>>>

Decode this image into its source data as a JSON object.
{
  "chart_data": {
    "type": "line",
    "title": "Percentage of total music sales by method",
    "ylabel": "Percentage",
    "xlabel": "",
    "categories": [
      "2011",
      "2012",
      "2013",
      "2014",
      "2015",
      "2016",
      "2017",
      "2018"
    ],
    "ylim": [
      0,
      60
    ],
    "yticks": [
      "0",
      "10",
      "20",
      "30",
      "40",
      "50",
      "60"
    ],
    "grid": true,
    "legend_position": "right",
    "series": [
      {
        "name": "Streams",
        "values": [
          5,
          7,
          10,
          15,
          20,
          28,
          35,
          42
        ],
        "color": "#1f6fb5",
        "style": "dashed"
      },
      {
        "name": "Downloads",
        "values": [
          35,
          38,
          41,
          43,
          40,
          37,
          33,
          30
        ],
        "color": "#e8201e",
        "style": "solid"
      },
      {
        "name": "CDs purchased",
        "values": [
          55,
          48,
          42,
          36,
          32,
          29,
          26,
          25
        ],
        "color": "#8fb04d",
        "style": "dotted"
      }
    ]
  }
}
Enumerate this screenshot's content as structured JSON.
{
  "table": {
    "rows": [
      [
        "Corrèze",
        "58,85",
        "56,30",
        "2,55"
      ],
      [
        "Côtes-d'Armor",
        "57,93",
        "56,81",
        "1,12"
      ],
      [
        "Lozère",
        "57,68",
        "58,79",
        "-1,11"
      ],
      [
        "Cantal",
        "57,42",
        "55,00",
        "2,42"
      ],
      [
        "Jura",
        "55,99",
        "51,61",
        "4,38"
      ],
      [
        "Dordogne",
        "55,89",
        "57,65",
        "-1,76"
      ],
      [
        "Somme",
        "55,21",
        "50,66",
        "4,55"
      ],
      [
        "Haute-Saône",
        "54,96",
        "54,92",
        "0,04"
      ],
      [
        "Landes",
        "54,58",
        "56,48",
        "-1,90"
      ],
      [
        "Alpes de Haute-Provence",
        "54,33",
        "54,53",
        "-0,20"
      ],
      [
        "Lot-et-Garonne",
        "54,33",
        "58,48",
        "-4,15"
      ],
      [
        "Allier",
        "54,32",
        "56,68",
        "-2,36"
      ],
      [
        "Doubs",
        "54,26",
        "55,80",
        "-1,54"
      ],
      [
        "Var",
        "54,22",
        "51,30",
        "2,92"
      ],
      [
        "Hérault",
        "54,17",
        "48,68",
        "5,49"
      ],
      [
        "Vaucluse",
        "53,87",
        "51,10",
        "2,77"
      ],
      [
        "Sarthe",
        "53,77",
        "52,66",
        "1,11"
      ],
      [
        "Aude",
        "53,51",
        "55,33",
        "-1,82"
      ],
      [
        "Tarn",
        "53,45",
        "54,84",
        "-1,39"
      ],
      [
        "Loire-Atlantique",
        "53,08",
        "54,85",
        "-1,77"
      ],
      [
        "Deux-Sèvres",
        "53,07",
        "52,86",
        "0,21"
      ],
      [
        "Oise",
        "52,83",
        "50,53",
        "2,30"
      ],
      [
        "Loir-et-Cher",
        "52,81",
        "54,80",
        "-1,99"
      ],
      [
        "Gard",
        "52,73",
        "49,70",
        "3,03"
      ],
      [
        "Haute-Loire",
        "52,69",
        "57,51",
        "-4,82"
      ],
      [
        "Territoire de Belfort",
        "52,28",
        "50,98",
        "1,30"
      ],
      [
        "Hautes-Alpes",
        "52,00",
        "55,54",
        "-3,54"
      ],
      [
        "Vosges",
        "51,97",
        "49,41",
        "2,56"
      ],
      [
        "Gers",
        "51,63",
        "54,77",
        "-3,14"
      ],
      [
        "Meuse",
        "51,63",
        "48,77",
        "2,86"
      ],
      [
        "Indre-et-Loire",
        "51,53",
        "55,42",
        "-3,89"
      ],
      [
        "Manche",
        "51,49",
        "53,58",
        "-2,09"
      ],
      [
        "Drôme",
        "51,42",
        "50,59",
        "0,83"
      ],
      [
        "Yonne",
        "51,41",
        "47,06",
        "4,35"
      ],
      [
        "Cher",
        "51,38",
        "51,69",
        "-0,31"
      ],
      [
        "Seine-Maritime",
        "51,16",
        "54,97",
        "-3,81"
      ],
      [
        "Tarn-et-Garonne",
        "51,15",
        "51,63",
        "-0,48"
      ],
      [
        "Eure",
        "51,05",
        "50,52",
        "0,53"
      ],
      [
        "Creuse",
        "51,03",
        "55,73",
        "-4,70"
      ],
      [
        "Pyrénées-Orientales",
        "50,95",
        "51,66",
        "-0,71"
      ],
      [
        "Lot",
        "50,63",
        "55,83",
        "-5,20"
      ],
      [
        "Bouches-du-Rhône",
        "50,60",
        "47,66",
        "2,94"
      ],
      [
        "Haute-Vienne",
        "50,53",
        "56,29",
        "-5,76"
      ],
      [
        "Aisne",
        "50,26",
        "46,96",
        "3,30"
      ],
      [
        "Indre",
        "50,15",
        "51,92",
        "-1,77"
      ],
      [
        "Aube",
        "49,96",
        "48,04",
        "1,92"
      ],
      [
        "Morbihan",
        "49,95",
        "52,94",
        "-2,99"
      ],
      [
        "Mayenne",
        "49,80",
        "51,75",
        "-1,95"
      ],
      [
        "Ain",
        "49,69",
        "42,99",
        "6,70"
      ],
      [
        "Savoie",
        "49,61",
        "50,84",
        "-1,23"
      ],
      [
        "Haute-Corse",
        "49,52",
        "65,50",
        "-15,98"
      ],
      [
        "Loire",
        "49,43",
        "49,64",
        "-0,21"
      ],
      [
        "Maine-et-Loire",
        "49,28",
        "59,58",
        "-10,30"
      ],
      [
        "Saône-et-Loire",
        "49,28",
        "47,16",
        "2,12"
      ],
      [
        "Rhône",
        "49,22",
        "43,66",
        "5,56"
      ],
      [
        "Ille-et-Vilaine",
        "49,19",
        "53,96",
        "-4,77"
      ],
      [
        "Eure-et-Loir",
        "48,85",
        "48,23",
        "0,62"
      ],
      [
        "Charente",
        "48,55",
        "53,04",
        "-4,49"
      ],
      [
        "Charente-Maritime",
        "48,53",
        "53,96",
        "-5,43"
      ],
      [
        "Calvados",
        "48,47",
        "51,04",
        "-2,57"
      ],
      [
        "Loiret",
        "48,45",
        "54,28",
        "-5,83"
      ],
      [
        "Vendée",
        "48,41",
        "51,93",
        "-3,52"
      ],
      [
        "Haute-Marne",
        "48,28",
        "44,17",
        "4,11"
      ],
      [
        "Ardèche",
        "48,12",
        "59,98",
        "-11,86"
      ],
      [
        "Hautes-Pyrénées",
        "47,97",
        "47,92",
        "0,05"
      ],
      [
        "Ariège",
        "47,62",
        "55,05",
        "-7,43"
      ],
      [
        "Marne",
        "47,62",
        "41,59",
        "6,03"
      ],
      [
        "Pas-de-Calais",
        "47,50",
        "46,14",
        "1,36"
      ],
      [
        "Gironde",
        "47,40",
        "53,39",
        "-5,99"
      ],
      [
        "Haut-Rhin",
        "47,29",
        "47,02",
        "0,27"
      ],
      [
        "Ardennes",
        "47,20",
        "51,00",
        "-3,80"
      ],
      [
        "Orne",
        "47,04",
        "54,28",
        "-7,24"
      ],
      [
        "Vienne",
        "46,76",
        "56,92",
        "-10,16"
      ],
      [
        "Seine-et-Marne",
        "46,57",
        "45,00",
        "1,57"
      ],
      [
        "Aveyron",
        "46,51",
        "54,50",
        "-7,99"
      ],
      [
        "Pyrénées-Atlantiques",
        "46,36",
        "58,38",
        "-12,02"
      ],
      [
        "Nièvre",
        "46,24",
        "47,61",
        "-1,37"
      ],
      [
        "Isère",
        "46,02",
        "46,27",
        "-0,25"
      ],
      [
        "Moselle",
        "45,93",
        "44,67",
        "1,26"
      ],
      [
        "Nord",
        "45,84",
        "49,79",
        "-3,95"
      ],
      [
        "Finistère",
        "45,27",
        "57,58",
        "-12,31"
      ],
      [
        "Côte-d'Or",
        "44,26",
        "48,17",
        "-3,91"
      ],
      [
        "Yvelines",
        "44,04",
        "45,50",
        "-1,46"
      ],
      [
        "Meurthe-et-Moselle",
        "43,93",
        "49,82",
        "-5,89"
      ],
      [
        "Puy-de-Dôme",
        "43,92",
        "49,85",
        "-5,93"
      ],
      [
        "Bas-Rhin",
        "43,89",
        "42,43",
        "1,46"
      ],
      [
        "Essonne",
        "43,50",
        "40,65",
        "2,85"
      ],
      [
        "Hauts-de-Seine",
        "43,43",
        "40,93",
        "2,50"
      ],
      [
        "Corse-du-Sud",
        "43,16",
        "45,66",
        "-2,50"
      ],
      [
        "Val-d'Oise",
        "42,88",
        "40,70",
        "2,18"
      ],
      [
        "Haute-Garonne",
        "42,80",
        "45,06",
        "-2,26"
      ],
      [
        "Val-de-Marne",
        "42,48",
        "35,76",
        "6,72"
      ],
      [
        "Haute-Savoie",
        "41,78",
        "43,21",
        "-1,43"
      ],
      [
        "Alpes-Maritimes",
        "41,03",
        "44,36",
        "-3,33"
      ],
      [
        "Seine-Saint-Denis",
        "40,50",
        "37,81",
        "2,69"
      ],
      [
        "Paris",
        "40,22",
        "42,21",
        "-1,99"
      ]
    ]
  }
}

<<<

Stated task
Go through the records line by line and count those containing the string "Garonne". Give only the total.

The completed task
3